# [CHALLENGE]
Write every record out again exactly as given.

# [RECORDS FOR PROCESSING]
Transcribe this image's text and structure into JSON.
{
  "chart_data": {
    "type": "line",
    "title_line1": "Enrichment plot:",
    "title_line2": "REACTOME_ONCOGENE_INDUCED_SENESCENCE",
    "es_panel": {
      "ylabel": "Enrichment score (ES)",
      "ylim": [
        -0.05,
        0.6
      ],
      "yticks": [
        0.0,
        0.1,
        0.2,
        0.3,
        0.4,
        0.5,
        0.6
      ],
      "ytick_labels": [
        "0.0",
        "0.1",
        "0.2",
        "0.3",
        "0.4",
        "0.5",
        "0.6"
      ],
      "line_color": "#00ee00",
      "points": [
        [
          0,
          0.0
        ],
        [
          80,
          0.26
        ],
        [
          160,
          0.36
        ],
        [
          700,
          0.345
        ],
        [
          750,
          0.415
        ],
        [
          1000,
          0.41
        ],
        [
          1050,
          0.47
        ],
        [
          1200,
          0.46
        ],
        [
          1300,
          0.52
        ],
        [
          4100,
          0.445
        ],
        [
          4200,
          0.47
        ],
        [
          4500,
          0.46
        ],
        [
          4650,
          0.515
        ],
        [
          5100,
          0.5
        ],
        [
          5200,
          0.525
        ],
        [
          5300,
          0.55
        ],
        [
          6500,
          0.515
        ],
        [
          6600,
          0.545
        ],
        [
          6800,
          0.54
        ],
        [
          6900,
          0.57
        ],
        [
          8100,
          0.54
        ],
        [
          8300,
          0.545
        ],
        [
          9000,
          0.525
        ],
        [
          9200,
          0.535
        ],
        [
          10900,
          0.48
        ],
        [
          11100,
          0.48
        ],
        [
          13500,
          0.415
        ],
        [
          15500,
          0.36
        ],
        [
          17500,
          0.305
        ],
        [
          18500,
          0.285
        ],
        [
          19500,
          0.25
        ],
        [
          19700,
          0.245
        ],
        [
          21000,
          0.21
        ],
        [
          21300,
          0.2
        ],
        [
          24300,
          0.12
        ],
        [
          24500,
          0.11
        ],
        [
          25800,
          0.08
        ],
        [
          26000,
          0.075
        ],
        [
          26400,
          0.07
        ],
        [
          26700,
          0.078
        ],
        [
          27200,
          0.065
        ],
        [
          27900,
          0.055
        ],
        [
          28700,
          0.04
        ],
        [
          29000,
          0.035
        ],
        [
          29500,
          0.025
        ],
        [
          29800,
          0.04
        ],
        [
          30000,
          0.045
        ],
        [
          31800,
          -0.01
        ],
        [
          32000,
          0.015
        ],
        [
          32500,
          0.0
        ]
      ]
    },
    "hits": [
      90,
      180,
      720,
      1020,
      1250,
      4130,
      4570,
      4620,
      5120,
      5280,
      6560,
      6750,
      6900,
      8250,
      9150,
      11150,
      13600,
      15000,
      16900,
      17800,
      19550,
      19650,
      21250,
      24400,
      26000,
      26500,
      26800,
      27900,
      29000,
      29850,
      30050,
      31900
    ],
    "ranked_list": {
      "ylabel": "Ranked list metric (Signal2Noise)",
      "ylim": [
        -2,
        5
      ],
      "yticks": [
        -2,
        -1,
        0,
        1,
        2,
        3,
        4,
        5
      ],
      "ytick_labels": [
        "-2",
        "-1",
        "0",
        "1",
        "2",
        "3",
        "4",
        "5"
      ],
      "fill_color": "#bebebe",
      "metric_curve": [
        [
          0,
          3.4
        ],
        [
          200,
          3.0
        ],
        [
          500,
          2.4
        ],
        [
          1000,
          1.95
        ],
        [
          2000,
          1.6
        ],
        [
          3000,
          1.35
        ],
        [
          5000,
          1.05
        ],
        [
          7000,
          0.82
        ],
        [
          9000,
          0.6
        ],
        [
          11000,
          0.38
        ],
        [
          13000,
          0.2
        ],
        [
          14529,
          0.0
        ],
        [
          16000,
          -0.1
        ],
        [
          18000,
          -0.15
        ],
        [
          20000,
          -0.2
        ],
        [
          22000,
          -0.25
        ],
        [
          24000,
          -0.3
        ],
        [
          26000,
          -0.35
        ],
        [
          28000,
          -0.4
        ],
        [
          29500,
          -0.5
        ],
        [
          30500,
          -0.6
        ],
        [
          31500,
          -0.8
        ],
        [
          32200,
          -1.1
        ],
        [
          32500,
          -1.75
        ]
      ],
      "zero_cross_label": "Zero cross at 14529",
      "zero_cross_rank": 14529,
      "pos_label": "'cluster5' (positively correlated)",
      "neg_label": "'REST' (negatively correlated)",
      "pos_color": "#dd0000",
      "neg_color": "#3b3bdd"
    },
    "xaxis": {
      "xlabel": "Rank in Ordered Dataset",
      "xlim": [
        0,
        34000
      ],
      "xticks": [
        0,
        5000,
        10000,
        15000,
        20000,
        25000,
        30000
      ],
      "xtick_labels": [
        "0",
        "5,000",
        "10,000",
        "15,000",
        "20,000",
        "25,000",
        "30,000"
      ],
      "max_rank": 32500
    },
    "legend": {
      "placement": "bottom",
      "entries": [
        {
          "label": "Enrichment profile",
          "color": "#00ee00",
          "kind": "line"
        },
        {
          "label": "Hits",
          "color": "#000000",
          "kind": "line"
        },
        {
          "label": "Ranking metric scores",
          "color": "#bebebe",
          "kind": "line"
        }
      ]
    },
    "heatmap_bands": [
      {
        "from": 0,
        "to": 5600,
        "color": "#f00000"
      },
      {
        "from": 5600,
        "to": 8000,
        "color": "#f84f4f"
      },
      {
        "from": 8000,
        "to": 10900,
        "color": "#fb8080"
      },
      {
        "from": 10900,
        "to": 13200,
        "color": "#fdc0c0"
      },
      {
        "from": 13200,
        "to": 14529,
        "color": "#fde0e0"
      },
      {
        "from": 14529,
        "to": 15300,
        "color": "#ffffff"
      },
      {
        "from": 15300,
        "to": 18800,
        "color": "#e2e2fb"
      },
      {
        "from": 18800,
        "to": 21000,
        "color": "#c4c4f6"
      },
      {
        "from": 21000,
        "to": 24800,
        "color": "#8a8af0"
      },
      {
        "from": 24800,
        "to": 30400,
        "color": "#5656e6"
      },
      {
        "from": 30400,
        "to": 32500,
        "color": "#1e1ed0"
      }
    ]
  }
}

# [EXERCISE SOLUTION]
Transcribe this image's text and structure into JSON.
{
  "chart_data": {
    "type": "line",
    "title_line1": "Enrichment plot:",
    "title_line2": "REACTOME_ONCOGENE_INDUCED_SENESCENCE",
    "es_panel": {
      "ylabel": "Enrichment score (ES)",
      "ylim": [
        -0.05,
        0.6
      ],
      "yticks": [
        0.0,
        0.1,
        0.2,
        0.3,
        0.4,
        0.5,
        0.6
      ],
      "ytick_labels": [
        "0.0",
        "0.1",
        "0.2",
        "0.3",
        "0.4",
        "0.5",
        "0.6"
      ],
      "line_color": "#00ee00",
      "points": [
        [
          0,
          0.0
        ],
        [
          80,
          0.26
        ],
        [
          160,
          0.36
        ],
        [
          700,
          0.345
        ],
        [
          750,
          0.415
        ],
        [
          1000,
          0.41
        ],
        [
          1050,
          0.47
        ],
        [
          1200,
          0.46
        ],
        [
          1300,
          0.52
        ],
        [
          4100,
          0.445
        ],
        [
          4200,
          0.47
        ],
        [
          4500,
          0.46
        ],
        [
          4650,
          0.515
        ],
        [
          5100,
          0.5
        ],
        [
          5200,
          0.525
        ],
        [
          5300,
          0.55
        ],
        [
          6500,
          0.515
        ],
        [
          6600,
          0.545
        ],
        [
          6800,
          0.54
        ],
        [
          6900,
          0.57
        ],
        [
          8100,
          0.54
        ],
        [
          8300,
          0.545
        ],
        [
          9000,
          0.525
        ],
        [
          9200,
          0.535
        ],
        [
          10900,
          0.48
        ],
        [
          11100,
          0.48
        ],
        [
          13500,
          0.415
        ],
        [
          15500,
          0.36
        ],
        [
          17500,
          0.305
        ],
        [
          18500,
          0.285
        ],
        [
          19500,
          0.25
        ],
        [
          19700,
          0.245
        ],
        [
          21000,
          0.21
        ],
        [
          21300,
          0.2
        ],
        [
          24300,
          0.12
        ],
        [
          24500,
          0.11
        ],
        [
          25800,
          0.08
        ],
        [
          26000,
          0.075
        ],
        [
          26400,
          0.07
        ],
        [
          26700,
          0.078
        ],
        [
          27200,
          0.065
        ],
        [
          27900,
          0.055
        ],
        [
          28700,
          0.04
        ],
        [
          29000,
          0.035
        ],
        [
          29500,
          0.025
        ],
        [
          29800,
          0.04
        ],
        [
          30000,
          0.045
        ],
        [
          31800,
          -0.01
        ],
        [
          32000,
          0.015
        ],
        [
          32500,
          0.0
        ]
      ]
    },
    "hits": [
      90,
      180,
      720,
      1020,
      1250,
      4130,
      4570,
      4620,
      5120,
      5280,
      6560,
      6750,
      6900,
      8250,
      9150,
      11150,
      13600,
      15000,
      16900,
      17800,
      19550,
      19650,
      21250,
      24400,
      26000,
      26500,
      26800,
      27900,
      29000,
      29850,
      30050,
      31900
    ],
    "ranked_list": {
      "ylabel": "Ranked list metric (Signal2Noise)",
      "ylim": [
        -2,
        5
      ],
      "yticks": [
        -2,
        -1,
        0,
        1,
        2,
        3,
        4,
        5
      ],
      "ytick_labels": [
        "-2",
        "-1",
        "0",
        "1",
        "2",
        "3",
        "4",
        "5"
      ],
      "fill_color": "#bebebe",
      "metric_curve": [
        [
          0,
          3.4
        ],
        [
          200,
          3.0
        ],
        [
          500,
          2.4
        ],
        [
          1000,
          1.95
        ],
        [
          2000,
          1.6
        ],
        [
          3000,
          1.35
        ],
        [
          5000,
          1.05
        ],
        [
          7000,
          0.82
        ],
        [
          9000,
          0.6
        ],
        [
          11000,
          0.38
        ],
        [
          13000,
          0.2
        ],
        [
          14529,
          0.0
        ],
        [
          16000,
          -0.1
        ],
        [
          18000,
          -0.15
        ],
        [
          20000,
          -0.2
        ],
        [
          22000,
          -0.25
        ],
        [
          24000,
          -0.3
        ],
        [
          26000,
          -0.35
        ],
        [
          28000,
          -0.4
        ],
        [
          29500,
          -0.5
        ],
        [
          30500,
          -0.6
        ],
        [
          31500,
          -0.8
        ],
        [
          32200,
          -1.1
        ],
        [
          32500,
          -1.75
        ]
      ],
      "zero_cross_label": "Zero cross at 14529",
      "zero_cross_rank": 14529,
      "pos_label": "'cluster5' (positively correlated)",
      "neg_label": "'REST' (negatively correlated)",
      "pos_color": "#dd0000",
      "neg_color": "#3b3bdd"
    },
    "xaxis": {
      "xlabel": "Rank in Ordered Dataset",
      "xlim": [
        0,
        34000
      ],
      "xticks": [
        0,
        5000,
        10000,
        15000,
        20000,
        25000,
        30000
      ],
      "xtick_labels": [
        "0",
        "5,000",
        "10,000",
        "15,000",
        "20,000",
        "25,000",
        "30,000"
      ],
      "max_rank": 32500
    },
    "legend": {
      "placement": "bottom",
      "entries": [
        {
          "label": "Enrichment profile",
          "color": "#00ee00",
          "kind": "line"
        },
        {
          "label": "Hits",
          "color": "#000000",
          "kind": "line"
        },
        {
          "label": "Ranking metric scores",
          "color": "#bebebe",
          "kind": "line"
        }
      ]
    },
    "heatmap_bands": [
      {
        "from": 0,
        "to": 5600,
        "color": "#f00000"
      },
      {
        "from": 5600,
        "to": 8000,
        "color": "#f84f4f"
      },
      {
        "from": 8000,
        "to": 10900,
        "color": "#fb8080"
      },
      {
        "from": 10900,
        "to": 13200,
        "color": "#fdc0c0"
      },
      {
        "from": 13200,
        "to": 14529,
        "color": "#fde0e0"
      },
      {
        "from": 14529,
        "to": 15300,
        "color": "#ffffff"
      },
      {
        "from": 15300,
        "to": 18800,
        "color": "#e2e2fb"
      },
      {
        "from": 18800,
        "to": 21000,
        "color": "#c4c4f6"
      },
      {
        "from": 21000,
        "to": 24800,
        "color": "#8a8af0"
      },
      {
        "from": 24800,
        "to": 30400,
        "color": "#5656e6"
      },
      {
        "from": 30400,
        "to": 32500,
        "color": "#1e1ed0"
      }
    ]
  }
}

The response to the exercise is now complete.